Information shown start

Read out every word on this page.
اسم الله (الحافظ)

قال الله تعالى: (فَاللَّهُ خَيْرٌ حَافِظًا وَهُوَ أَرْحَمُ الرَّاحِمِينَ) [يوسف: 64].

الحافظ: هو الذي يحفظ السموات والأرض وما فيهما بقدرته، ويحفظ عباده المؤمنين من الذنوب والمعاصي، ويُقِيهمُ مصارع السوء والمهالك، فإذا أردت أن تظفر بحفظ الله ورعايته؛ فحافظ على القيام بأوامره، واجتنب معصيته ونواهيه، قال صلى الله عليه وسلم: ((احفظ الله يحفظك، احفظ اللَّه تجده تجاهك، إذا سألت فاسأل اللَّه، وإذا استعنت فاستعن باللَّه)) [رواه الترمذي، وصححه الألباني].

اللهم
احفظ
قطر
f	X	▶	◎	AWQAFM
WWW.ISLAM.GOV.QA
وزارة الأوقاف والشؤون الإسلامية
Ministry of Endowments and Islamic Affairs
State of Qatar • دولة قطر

Information shown end

Task description -> Scan the material line by line and report each one that contains "احفظ".

Solution ->
الحافظ: هو الذي يحفظ السموات والأرض وما فيهما بقدرته، ويحفظ عباده المؤمنين من الذنوب والمعاصي، ويُقِيهمُ مصارع السوء والمهالك، فإذا أردت أن تظفر بحفظ الله ورعايته؛ فحافظ على القيام بأوامره، واجتنب معصيته ونواهيه، قال صلى الله عليه وسلم: ((احفظ الله يحفظك، احفظ اللَّه تجده تجاهك، إذا سألت فاسأل اللَّه، وإذا استعنت فاستعن باللَّه)) [رواه الترمذي، وصححه الألباني].
احفظ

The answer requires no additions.